Dataset excerpt:
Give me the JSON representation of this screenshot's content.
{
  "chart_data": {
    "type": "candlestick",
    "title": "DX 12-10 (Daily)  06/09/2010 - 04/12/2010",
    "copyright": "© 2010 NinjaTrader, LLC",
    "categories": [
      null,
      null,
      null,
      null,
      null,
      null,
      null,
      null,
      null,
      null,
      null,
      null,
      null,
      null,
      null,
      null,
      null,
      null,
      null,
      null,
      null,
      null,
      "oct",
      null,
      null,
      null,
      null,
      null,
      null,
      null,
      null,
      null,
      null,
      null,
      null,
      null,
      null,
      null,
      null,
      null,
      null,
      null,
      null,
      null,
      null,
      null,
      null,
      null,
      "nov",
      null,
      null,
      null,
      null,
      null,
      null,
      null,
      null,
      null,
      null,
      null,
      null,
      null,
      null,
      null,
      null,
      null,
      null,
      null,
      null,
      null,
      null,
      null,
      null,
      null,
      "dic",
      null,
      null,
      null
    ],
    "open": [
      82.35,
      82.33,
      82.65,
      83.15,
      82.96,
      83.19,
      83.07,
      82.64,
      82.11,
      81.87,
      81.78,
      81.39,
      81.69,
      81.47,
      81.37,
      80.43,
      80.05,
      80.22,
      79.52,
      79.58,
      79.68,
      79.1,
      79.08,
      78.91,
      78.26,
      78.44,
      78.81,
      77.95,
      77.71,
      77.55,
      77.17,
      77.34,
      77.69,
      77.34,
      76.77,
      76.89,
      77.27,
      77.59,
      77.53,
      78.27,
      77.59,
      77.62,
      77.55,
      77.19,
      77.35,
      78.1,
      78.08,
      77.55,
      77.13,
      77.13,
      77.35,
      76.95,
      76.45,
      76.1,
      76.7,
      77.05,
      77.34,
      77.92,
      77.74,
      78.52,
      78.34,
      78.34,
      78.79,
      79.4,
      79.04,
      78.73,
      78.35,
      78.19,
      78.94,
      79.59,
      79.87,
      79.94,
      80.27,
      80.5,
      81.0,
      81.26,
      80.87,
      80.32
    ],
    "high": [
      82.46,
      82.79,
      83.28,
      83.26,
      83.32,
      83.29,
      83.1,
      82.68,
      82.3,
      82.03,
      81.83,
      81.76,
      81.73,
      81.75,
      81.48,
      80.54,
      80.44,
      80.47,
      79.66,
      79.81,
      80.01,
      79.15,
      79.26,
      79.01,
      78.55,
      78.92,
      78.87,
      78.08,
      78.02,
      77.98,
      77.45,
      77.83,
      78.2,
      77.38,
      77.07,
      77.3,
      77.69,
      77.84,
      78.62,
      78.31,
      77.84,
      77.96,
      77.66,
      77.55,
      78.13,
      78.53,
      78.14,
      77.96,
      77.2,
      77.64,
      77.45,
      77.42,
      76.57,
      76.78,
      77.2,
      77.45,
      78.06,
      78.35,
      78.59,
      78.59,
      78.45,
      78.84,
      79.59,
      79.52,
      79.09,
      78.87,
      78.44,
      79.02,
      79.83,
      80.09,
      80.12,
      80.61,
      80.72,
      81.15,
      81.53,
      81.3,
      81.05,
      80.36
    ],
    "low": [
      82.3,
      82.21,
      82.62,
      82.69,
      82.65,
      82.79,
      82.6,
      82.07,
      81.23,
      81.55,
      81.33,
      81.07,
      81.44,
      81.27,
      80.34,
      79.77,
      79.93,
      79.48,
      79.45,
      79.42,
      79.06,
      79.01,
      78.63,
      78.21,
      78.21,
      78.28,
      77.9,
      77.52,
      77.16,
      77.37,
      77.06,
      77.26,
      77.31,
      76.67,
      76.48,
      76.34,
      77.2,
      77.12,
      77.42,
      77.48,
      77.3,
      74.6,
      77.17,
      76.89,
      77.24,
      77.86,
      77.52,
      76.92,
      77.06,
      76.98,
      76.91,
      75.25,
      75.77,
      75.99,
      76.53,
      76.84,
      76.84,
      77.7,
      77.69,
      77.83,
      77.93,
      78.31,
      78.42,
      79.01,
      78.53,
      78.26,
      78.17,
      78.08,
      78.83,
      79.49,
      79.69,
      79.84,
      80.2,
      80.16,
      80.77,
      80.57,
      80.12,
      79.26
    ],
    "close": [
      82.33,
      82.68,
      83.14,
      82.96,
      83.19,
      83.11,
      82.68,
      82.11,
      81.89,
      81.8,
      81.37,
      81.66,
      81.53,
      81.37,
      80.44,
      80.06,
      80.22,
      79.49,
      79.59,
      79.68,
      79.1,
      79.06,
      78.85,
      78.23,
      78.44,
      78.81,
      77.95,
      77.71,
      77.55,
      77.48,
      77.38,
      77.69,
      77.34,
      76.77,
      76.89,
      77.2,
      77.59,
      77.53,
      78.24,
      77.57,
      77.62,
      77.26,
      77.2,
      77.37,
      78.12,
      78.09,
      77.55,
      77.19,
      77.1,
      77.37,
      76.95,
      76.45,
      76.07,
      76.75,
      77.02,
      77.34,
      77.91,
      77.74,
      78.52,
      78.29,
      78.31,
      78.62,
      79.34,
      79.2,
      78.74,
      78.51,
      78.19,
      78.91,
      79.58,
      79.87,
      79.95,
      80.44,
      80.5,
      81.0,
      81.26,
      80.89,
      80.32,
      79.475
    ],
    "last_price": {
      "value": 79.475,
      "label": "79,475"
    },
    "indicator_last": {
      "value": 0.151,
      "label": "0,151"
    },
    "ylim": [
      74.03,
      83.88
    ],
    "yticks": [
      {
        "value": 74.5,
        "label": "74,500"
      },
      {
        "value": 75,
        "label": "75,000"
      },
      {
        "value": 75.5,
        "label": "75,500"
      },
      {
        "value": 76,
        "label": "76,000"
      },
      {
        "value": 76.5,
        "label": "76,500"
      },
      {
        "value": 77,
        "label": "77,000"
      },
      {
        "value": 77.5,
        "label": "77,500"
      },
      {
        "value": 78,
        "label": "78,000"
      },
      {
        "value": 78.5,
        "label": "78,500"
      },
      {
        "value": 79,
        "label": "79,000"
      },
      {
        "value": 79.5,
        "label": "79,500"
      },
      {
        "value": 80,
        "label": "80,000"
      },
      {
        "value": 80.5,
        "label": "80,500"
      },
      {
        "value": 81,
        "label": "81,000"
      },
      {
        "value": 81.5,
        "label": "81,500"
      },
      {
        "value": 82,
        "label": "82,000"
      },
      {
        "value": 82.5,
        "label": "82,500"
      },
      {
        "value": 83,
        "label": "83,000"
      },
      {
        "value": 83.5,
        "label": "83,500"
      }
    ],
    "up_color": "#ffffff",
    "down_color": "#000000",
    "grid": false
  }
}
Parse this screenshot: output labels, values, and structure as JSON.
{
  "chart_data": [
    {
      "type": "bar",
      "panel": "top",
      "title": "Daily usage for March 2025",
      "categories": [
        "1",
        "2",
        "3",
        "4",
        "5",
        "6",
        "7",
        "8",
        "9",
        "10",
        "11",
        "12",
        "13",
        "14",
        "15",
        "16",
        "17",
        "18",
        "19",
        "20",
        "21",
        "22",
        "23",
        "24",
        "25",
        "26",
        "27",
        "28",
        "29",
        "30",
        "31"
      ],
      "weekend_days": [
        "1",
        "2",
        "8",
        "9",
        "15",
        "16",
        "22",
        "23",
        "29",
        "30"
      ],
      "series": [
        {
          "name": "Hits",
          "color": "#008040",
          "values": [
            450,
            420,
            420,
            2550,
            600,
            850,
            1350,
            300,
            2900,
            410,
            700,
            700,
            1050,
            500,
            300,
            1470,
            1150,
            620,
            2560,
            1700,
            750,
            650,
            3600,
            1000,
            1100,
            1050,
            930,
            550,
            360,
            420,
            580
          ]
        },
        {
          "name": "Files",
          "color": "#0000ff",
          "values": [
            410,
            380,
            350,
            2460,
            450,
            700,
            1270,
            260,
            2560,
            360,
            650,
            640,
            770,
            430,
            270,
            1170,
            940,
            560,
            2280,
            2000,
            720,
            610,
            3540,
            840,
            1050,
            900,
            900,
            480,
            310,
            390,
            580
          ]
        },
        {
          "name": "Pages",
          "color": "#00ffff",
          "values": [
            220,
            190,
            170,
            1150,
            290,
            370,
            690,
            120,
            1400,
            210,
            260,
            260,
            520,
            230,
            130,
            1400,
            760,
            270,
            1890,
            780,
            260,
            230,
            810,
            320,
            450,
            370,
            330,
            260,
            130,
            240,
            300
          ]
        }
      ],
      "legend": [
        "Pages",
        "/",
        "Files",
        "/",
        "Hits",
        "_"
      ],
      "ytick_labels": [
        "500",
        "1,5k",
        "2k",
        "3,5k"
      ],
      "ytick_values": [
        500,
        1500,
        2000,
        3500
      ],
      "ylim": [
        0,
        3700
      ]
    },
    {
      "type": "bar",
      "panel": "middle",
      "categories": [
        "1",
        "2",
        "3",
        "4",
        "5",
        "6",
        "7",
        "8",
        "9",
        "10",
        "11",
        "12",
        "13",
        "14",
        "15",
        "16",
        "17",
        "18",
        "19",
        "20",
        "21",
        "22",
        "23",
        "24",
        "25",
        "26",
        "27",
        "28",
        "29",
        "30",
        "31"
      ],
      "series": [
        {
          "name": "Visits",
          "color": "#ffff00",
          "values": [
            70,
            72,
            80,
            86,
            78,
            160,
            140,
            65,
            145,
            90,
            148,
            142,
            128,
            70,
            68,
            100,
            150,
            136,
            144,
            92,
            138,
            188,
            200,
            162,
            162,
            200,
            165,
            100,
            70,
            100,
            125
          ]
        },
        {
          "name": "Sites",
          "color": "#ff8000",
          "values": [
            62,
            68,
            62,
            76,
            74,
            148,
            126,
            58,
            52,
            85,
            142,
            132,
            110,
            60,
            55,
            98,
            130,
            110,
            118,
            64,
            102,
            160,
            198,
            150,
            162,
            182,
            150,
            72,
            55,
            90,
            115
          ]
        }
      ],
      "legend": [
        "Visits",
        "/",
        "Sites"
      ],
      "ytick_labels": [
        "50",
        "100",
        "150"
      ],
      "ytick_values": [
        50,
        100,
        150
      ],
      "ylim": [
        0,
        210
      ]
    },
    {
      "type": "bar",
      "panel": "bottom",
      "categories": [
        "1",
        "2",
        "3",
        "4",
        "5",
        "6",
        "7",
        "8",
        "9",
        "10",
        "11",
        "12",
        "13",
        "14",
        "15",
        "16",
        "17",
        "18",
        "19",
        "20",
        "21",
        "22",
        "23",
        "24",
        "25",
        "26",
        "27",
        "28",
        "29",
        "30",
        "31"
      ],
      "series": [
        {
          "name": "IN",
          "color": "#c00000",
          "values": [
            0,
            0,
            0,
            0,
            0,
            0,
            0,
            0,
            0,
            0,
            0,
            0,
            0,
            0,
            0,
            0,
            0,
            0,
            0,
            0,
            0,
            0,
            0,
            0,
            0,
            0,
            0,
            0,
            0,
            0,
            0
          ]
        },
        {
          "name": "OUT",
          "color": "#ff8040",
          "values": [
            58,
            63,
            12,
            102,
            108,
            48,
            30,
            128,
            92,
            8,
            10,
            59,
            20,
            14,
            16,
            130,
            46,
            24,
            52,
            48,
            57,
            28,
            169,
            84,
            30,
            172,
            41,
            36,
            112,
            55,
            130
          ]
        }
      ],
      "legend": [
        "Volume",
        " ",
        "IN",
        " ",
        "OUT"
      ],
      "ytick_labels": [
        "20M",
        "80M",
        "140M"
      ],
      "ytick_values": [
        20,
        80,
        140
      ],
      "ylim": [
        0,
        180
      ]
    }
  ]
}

AIM. Check each line of the entries for the string "name". Copy the lines that have it.

TASK ANSWER.
          "name": "Hits",
          "name": "Files",
          "name": "Pages",
          "name": "Visits",
          "name": "Sites",
          "name": "IN",
          "name": "OUT",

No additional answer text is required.